**DIRECTIONS FOR THIS TASK**
Pictures do not belong in the copy. Return all of the entries exactly.

Recorded data
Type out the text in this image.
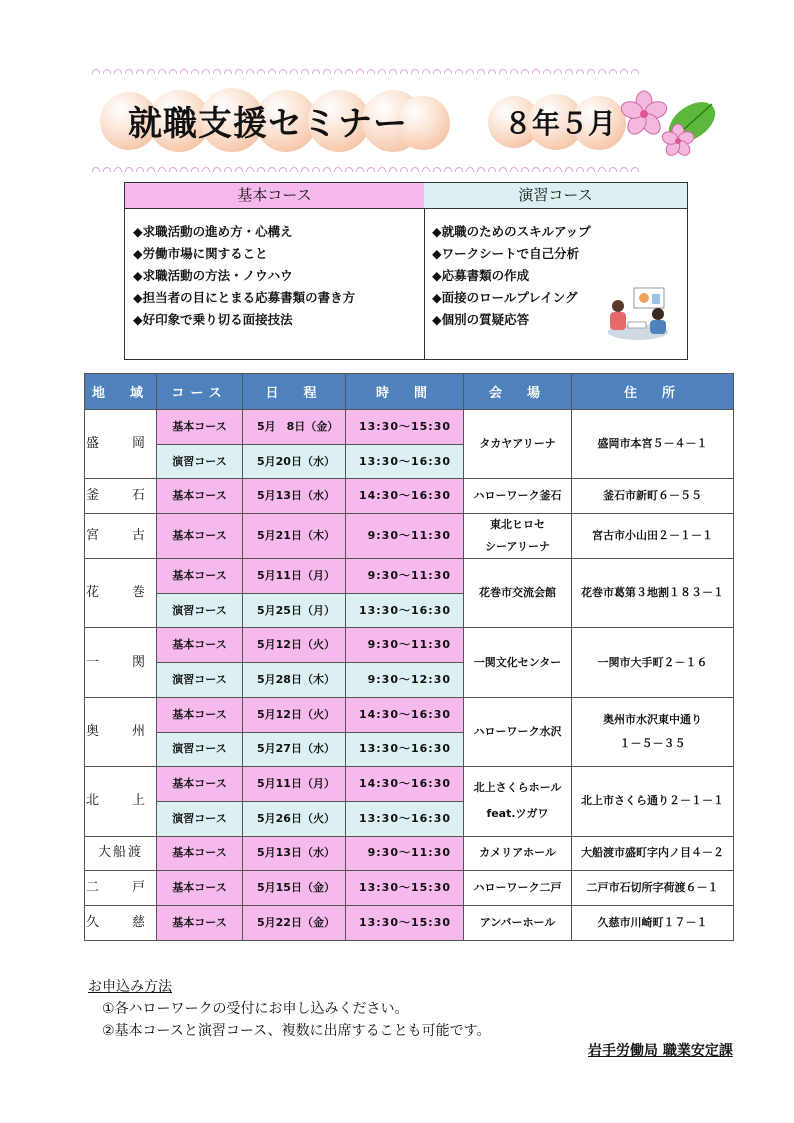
就職支援セミナー	８年５月
基本コース
◆求職活動の進め方・心構え
◆労働市場に関すること
◆求職活動の方法・ノウハウ
◆担当者の目にとまる応募書類の書き方
◆好印象で乗り切る面接技法
演習コース
◆就職のためのスキルアップ
◆ワークシートで自己分析
◆応募書類の作成
◆面接のロールプレイング
◆個別の質疑応答
地　域	コース	日　程	時　間	会　場	住　所
盛　岡	基本コース	5月　8日（金）	13:30～15:30	タカヤアリーナ	盛岡市本宮５－４－１

	演習コース	5月20日（水）	13:30～16:30		
釜　石	基本コース	5月13日（水）	14:30～16:30	ハローワーク釜石	釜石市新町６－５５

宮　古	基本コース	5月21日（木）	9:30～11:30	東北ヒロセ
シーアリーナ	宮古市小山田２－１－１

花　巻	基本コース	5月11日（月）	9:30～11:30	花巻市交流会館	花巻市葛第３地割１８３－１

	演習コース	5月25日（月）	13:30～16:30		
一　関	基本コース	5月12日（火）	9:30～11:30	一関文化センター	一関市大手町２－１６

	演習コース	5月28日（木）	9:30～12:30		
奥　州	基本コース	5月12日（火）	14:30～16:30	ハローワーク水沢	奥州市水沢東中通り
１－５－３５

	演習コース	5月27日（水）	13:30～16:30		
北　上	基本コース	5月11日（月）	14:30～16:30	北上さくらホール
feat.ツガワ	北上市さくら通り２－１－１

	演習コース	5月26日（火）	13:30～16:30		
大船渡	基本コース	5月13日（水）	9:30～11:30	カメリアホール	大船渡市盛町字内ノ目４－２

二　戸	基本コース	5月15日（金）	13:30～15:30	ハローワーク二戸	二戸市石切所字荷渡６－１

久　慈	基本コース	5月22日（金）	13:30～15:30	アンバーホール	久慈市川崎町１７－１
お申込み方法
①各ハローワークの受付にお申し込みください。
②基本コースと演習コース、複数に出席することも可能です。
岩手労働局 職業安定課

**EXERCISE RESULT**
Type out the text in this image.
就職支援セミナー	８年５月
基本コース
◆求職活動の進め方・心構え
◆労働市場に関すること
◆求職活動の方法・ノウハウ
◆担当者の目にとまる応募書類の書き方
◆好印象で乗り切る面接技法
演習コース
◆就職のためのスキルアップ
◆ワークシートで自己分析
◆応募書類の作成
◆面接のロールプレイング
◆個別の質疑応答
地　域	コース	日　程	時　間	会　場	住　所
盛　岡	基本コース	5月　8日（金）	13:30～15:30	タカヤアリーナ	盛岡市本宮５－４－１

	演習コース	5月20日（水）	13:30～16:30		
釜　石	基本コース	5月13日（水）	14:30～16:30	ハローワーク釜石	釜石市新町６－５５

宮　古	基本コース	5月21日（木）	9:30～11:30	東北ヒロセ
シーアリーナ	宮古市小山田２－１－１

花　巻	基本コース	5月11日（月）	9:30～11:30	花巻市交流会館	花巻市葛第３地割１８３－１

	演習コース	5月25日（月）	13:30～16:30		
一　関	基本コース	5月12日（火）	9:30～11:30	一関文化センター	一関市大手町２－１６

	演習コース	5月28日（木）	9:30～12:30		
奥　州	基本コース	5月12日（火）	14:30～16:30	ハローワーク水沢	奥州市水沢東中通り
１－５－３５

	演習コース	5月27日（水）	13:30～16:30		
北　上	基本コース	5月11日（月）	14:30～16:30	北上さくらホール
feat.ツガワ	北上市さくら通り２－１－１

	演習コース	5月26日（火）	13:30～16:30		
大船渡	基本コース	5月13日（水）	9:30～11:30	カメリアホール	大船渡市盛町字内ノ目４－２

二　戸	基本コース	5月15日（金）	13:30～15:30	ハローワーク二戸	二戸市石切所字荷渡６－１

久　慈	基本コース	5月22日（金）	13:30～15:30	アンバーホール	久慈市川崎町１７－１
お申込み方法
①各ハローワークの受付にお申し込みください。
②基本コースと演習コース、複数に出席することも可能です。
岩手労働局 職業安定課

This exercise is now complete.